----- MATERIAL FOR THE TASK
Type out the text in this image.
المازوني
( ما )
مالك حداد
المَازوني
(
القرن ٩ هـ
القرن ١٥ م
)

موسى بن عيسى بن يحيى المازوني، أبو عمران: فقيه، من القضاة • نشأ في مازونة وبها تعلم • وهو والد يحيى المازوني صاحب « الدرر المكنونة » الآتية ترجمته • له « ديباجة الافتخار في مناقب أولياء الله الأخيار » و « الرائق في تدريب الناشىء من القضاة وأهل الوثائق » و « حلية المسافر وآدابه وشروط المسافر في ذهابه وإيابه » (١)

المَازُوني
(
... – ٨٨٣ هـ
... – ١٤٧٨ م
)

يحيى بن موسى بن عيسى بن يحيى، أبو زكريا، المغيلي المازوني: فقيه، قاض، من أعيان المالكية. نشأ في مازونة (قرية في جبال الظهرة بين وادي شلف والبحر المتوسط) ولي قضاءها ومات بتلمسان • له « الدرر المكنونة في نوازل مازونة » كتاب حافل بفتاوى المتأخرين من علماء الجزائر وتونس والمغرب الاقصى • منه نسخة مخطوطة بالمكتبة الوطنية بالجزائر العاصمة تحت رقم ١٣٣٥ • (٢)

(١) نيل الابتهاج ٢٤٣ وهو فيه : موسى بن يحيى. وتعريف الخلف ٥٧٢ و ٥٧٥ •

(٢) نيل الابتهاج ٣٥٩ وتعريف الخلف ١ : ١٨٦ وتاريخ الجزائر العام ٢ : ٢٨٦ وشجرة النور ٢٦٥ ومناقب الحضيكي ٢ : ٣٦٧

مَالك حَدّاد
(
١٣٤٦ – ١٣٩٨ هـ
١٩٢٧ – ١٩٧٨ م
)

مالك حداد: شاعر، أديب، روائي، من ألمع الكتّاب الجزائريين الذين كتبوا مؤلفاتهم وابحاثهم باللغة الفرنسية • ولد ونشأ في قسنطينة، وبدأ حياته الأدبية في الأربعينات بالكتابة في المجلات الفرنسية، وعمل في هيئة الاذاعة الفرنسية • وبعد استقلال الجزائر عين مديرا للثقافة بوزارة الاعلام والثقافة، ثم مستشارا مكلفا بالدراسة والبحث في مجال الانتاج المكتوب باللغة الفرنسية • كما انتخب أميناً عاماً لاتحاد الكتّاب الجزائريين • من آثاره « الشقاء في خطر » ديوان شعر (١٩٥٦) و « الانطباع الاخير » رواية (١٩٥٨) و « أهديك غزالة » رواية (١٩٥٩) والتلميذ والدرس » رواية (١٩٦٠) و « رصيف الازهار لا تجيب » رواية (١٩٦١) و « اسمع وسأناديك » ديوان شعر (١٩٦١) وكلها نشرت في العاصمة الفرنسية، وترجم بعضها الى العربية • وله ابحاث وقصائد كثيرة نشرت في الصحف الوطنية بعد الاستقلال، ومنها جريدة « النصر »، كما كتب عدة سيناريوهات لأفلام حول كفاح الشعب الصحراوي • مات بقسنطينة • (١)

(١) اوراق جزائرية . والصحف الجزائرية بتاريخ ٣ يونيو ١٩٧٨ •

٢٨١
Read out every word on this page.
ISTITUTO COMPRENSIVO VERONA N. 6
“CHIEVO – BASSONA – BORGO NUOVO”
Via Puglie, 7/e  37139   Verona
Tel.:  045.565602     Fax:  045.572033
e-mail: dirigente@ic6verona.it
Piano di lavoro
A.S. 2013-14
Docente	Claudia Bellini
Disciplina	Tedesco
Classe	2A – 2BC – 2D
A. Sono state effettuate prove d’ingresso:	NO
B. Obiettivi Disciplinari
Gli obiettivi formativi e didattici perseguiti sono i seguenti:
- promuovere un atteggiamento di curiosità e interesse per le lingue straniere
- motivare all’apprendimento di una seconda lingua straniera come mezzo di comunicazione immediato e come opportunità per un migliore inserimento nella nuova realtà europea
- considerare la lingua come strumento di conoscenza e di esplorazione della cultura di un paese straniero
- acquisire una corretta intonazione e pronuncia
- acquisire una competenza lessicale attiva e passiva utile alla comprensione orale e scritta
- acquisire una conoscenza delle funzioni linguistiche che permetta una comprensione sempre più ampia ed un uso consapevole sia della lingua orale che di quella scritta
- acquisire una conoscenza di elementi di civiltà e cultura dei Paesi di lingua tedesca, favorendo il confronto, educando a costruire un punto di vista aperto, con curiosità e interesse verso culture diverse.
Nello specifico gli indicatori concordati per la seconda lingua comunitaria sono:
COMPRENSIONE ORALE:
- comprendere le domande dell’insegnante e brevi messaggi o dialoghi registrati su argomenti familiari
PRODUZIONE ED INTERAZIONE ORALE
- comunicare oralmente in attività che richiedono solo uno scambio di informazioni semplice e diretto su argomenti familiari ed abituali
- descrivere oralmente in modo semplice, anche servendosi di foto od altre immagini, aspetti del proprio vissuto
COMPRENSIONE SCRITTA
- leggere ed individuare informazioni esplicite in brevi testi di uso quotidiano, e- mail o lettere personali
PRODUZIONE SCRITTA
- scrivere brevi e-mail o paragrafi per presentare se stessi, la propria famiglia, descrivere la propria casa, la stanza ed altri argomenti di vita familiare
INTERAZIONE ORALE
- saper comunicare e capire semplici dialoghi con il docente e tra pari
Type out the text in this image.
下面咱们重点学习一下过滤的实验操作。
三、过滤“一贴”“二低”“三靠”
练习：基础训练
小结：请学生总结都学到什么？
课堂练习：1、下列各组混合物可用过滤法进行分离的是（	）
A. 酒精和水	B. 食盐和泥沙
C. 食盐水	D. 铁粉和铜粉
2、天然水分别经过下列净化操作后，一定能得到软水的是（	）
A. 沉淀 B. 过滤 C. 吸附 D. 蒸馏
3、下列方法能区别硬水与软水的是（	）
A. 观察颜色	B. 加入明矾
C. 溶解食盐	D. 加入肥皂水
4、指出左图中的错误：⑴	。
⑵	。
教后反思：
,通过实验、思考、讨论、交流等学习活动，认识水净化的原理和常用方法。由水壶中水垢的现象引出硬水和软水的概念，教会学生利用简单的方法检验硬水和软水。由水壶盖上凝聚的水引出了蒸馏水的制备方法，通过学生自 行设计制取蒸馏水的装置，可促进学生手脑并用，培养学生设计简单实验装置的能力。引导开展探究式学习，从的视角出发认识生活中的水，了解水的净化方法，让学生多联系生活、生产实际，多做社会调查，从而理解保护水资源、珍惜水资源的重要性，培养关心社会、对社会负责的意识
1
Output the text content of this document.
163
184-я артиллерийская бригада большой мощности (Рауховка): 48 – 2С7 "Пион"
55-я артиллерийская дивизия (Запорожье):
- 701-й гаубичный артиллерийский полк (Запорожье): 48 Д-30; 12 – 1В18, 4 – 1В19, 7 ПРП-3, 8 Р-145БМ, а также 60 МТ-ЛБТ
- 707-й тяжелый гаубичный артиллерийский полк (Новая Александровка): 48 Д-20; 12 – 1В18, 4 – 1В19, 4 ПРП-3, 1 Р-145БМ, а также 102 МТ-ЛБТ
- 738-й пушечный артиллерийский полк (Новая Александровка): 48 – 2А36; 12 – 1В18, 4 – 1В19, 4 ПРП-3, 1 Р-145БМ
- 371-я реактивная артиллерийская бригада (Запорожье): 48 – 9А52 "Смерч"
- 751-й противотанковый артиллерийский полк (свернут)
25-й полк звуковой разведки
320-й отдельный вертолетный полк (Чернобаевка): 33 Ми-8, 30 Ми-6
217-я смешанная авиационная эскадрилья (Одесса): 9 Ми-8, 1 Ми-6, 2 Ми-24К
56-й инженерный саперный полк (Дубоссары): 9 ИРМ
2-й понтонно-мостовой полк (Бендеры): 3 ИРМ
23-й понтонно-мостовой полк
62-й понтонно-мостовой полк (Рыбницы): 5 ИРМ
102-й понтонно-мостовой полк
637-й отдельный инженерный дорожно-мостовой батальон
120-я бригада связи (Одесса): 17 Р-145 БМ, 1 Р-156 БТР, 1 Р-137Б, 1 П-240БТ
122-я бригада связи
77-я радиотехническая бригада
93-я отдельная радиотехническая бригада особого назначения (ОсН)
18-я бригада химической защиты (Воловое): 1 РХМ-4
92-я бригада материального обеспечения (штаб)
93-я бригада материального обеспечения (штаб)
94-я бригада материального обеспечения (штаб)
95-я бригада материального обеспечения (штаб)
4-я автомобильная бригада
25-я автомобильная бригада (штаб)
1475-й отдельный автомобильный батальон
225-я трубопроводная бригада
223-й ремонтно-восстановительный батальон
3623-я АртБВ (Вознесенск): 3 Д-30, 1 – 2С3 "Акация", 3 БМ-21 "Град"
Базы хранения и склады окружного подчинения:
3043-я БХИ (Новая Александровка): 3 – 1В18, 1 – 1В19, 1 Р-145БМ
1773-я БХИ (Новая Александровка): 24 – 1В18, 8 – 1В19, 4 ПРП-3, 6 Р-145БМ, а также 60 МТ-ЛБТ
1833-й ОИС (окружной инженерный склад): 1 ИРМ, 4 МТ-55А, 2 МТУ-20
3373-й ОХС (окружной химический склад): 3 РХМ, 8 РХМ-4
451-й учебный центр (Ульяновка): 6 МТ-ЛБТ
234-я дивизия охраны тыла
----------
### EXERCISE REQUIREMENTS
Copy down every line of the material above that includes the string "argomenti".

### OUTPUT OF THE EXERCISE
- comprendere le domande dell’insegnante e brevi messaggi o dialoghi registrati su argomenti familiari
- comunicare oralmente in attività che richiedono solo uno scambio di informazioni semplice e diretto su argomenti familiari ed abituali
- scrivere brevi e-mail o paragrafi per presentare se stessi, la propria famiglia, descrivere la propria casa, la stanza ed altri argomenti di vita familiare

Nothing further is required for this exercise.